_Stated problem_
Repeat every entry word for word, skipping the pictures.

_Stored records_
* BEGIN *

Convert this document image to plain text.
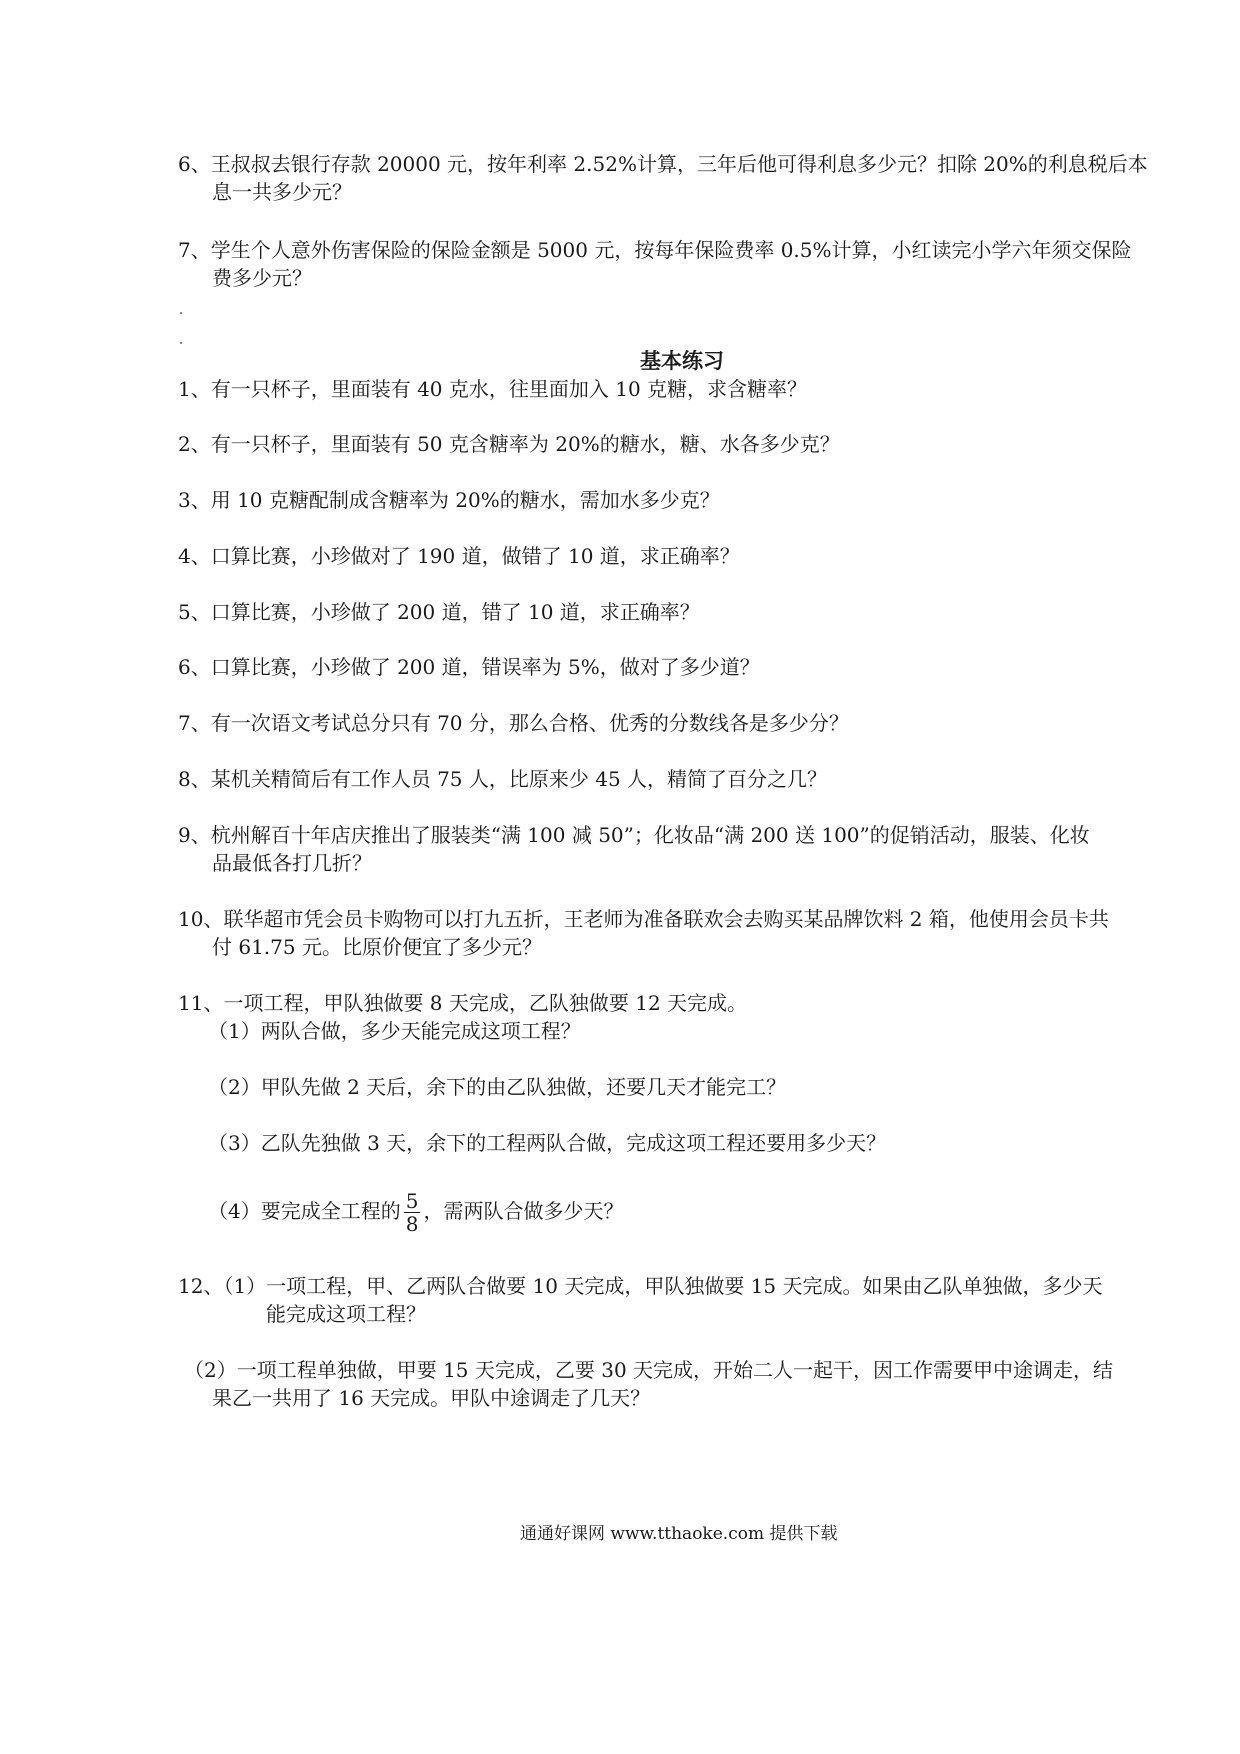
6、王叔叔去银行存款 20000 元，按年利率 2.52%计算，三年后他可得利息多少元？扣除 20%的利息税后本
息一共多少元？
7、学生个人意外伤害保险的保险金额是 5000 元，按每年保险费率 0.5%计算，小红读完小学六年须交保险
费多少元？
基本练习
1、有一只杯子，里面装有 40 克水，往里面加入 10 克糖，求含糖率？
2、有一只杯子，里面装有 50 克含糖率为 20%的糖水，糖、水各多少克？
3、用 10 克糖配制成含糖率为 20%的糖水，需加水多少克？
4、口算比赛，小珍做对了 190 道，做错了 10 道，求正确率？
5、口算比赛，小珍做了 200 道，错了 10 道，求正确率？
6、口算比赛，小珍做了 200 道，错误率为 5%，做对了多少道？
7、有一次语文考试总分只有 70 分，那么合格、优秀的分数线各是多少分？
8、某机关精简后有工作人员 75 人，比原来少 45 人，精简了百分之几？
9、杭州解百十年店庆推出了服装类“满 100 减 50”；化妆品“满 200 送 100”的促销活动，服装、化妆
品最低各打几折？
10、联华超市凭会员卡购物可以打九五折，王老师为准备联欢会去购买某品牌饮料 2 箱，他使用会员卡共
付 61.75 元。比原价便宜了多少元？
11、一项工程，甲队独做要 8 天完成，乙队独做要 12 天完成。
（1）两队合做，多少天能完成这项工程？
（2）甲队先做 2 天后，余下的由乙队独做，还要几天才能完工？
（3）乙队先独做 3 天，余下的工程两队合做，完成这项工程还要用多少天？
（4）要完成全工程的 $\frac{5}{8}$ ，需两队合做多少天？
12、（1）一项工程，甲、乙两队合做要 10 天完成，甲队独做要 15 天完成。如果由乙队单独做，多少天
能完成这项工程？
（2）一项工程单独做，甲要 15 天完成，乙要 30 天完成，开始二人一起干，因工作需要甲中途调走，结
果乙一共用了 16 天完成。甲队中途调走了几天？
通通好课网 www.tthaoke.com 提供下载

* END *

_The completed task_
Convert this document image to plain text.
6、王叔叔去银行存款 20000 元，按年利率 2.52%计算，三年后他可得利息多少元？扣除 20%的利息税后本
息一共多少元？
7、学生个人意外伤害保险的保险金额是 5000 元，按每年保险费率 0.5%计算，小红读完小学六年须交保险
费多少元？
基本练习
1、有一只杯子，里面装有 40 克水，往里面加入 10 克糖，求含糖率？
2、有一只杯子，里面装有 50 克含糖率为 20%的糖水，糖、水各多少克？
3、用 10 克糖配制成含糖率为 20%的糖水，需加水多少克？
4、口算比赛，小珍做对了 190 道，做错了 10 道，求正确率？
5、口算比赛，小珍做了 200 道，错了 10 道，求正确率？
6、口算比赛，小珍做了 200 道，错误率为 5%，做对了多少道？
7、有一次语文考试总分只有 70 分，那么合格、优秀的分数线各是多少分？
8、某机关精简后有工作人员 75 人，比原来少 45 人，精简了百分之几？
9、杭州解百十年店庆推出了服装类“满 100 减 50”；化妆品“满 200 送 100”的促销活动，服装、化妆
品最低各打几折？
10、联华超市凭会员卡购物可以打九五折，王老师为准备联欢会去购买某品牌饮料 2 箱，他使用会员卡共
付 61.75 元。比原价便宜了多少元？
11、一项工程，甲队独做要 8 天完成，乙队独做要 12 天完成。
（1）两队合做，多少天能完成这项工程？
（2）甲队先做 2 天后，余下的由乙队独做，还要几天才能完工？
（3）乙队先独做 3 天，余下的工程两队合做，完成这项工程还要用多少天？
（4）要完成全工程的 $\frac{5}{8}$ ，需两队合做多少天？
12、（1）一项工程，甲、乙两队合做要 10 天完成，甲队独做要 15 天完成。如果由乙队单独做，多少天
能完成这项工程？
（2）一项工程单独做，甲要 15 天完成，乙要 30 天完成，开始二人一起干，因工作需要甲中途调走，结
果乙一共用了 16 天完成。甲队中途调走了几天？
通通好课网 www.tthaoke.com 提供下载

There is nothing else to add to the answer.